### Stated exercise
Write out every entry exactly as given, but omit the pictures.

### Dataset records
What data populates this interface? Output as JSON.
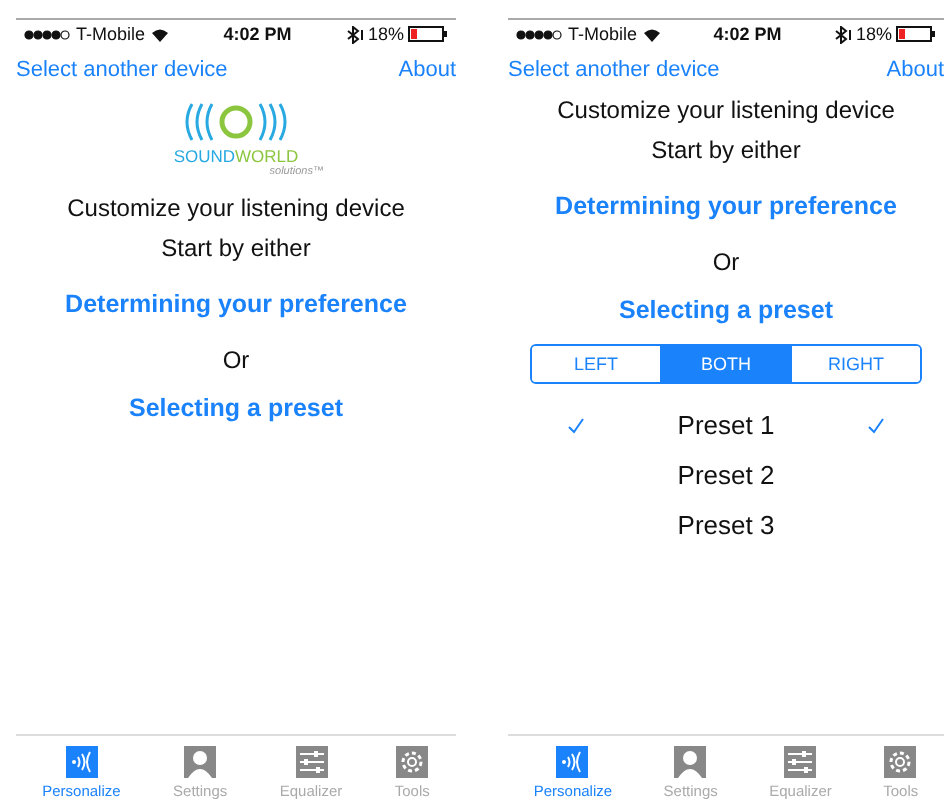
{
  "screens": [
    {
      "status_bar": {
        "carrier": "T-Mobile",
        "time": "4:02 PM",
        "battery": "18%"
      },
      "nav": {
        "left": "Select another device",
        "right": "About"
      },
      "logo": {
        "word_1": "SOUND",
        "word_2": "WORLD",
        "tagline": "solutions™"
      },
      "heading": "Customize your listening device",
      "subheading": "Start by either",
      "option_1": "Determining your preference",
      "separator": "Or",
      "option_2": "Selecting a preset",
      "tabs": [
        {
          "label": "Personalize",
          "kind": "personalize",
          "selected": true
        },
        {
          "label": "Settings",
          "kind": "settings",
          "selected": false
        },
        {
          "label": "Equalizer",
          "kind": "equalizer",
          "selected": false
        },
        {
          "label": "Tools",
          "kind": "tools",
          "selected": false
        }
      ]
    },
    {
      "status_bar": {
        "carrier": "T-Mobile",
        "time": "4:02 PM",
        "battery": "18%"
      },
      "nav": {
        "left": "Select another device",
        "right": "About"
      },
      "heading": "Customize your listening device",
      "subheading": "Start by either",
      "option_1": "Determining your preference",
      "separator": "Or",
      "option_2": "Selecting a preset",
      "segments": [
        {
          "label": "LEFT",
          "selected": false
        },
        {
          "label": "BOTH",
          "selected": true
        },
        {
          "label": "RIGHT",
          "selected": false
        }
      ],
      "presets": [
        {
          "name": "Preset 1",
          "left_checked": true,
          "right_checked": true
        },
        {
          "name": "Preset 2",
          "left_checked": false,
          "right_checked": false
        },
        {
          "name": "Preset 3",
          "left_checked": false,
          "right_checked": false
        }
      ],
      "tabs": [
        {
          "label": "Personalize",
          "kind": "personalize",
          "selected": true
        },
        {
          "label": "Settings",
          "kind": "settings",
          "selected": false
        },
        {
          "label": "Equalizer",
          "kind": "equalizer",
          "selected": false
        },
        {
          "label": "Tools",
          "kind": "tools",
          "selected": false
        }
      ]
    }
  ]
}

### Exercise answer
What data populates this interface? Output as JSON.
{
  "screens": [
    {
      "status_bar": {
        "carrier": "T-Mobile",
        "time": "4:02 PM",
        "battery": "18%"
      },
      "nav": {
        "left": "Select another device",
        "right": "About"
      },
      "logo": {
        "word_1": "SOUND",
        "word_2": "WORLD",
        "tagline": "solutions™"
      },
      "heading": "Customize your listening device",
      "subheading": "Start by either",
      "option_1": "Determining your preference",
      "separator": "Or",
      "option_2": "Selecting a preset",
      "tabs": [
        {
          "label": "Personalize",
          "kind": "personalize",
          "selected": true
        },
        {
          "label": "Settings",
          "kind": "settings",
          "selected": false
        },
        {
          "label": "Equalizer",
          "kind": "equalizer",
          "selected": false
        },
        {
          "label": "Tools",
          "kind": "tools",
          "selected": false
        }
      ]
    },
    {
      "status_bar": {
        "carrier": "T-Mobile",
        "time": "4:02 PM",
        "battery": "18%"
      },
      "nav": {
        "left": "Select another device",
        "right": "About"
      },
      "heading": "Customize your listening device",
      "subheading": "Start by either",
      "option_1": "Determining your preference",
      "separator": "Or",
      "option_2": "Selecting a preset",
      "segments": [
        {
          "label": "LEFT",
          "selected": false
        },
        {
          "label": "BOTH",
          "selected": true
        },
        {
          "label": "RIGHT",
          "selected": false
        }
      ],
      "presets": [
        {
          "name": "Preset 1",
          "left_checked": true,
          "right_checked": true
        },
        {
          "name": "Preset 2",
          "left_checked": false,
          "right_checked": false
        },
        {
          "name": "Preset 3",
          "left_checked": false,
          "right_checked": false
        }
      ],
      "tabs": [
        {
          "label": "Personalize",
          "kind": "personalize",
          "selected": true
        },
        {
          "label": "Settings",
          "kind": "settings",
          "selected": false
        },
        {
          "label": "Equalizer",
          "kind": "equalizer",
          "selected": false
        },
        {
          "label": "Tools",
          "kind": "tools",
          "selected": false
        }
      ]
    }
  ]
}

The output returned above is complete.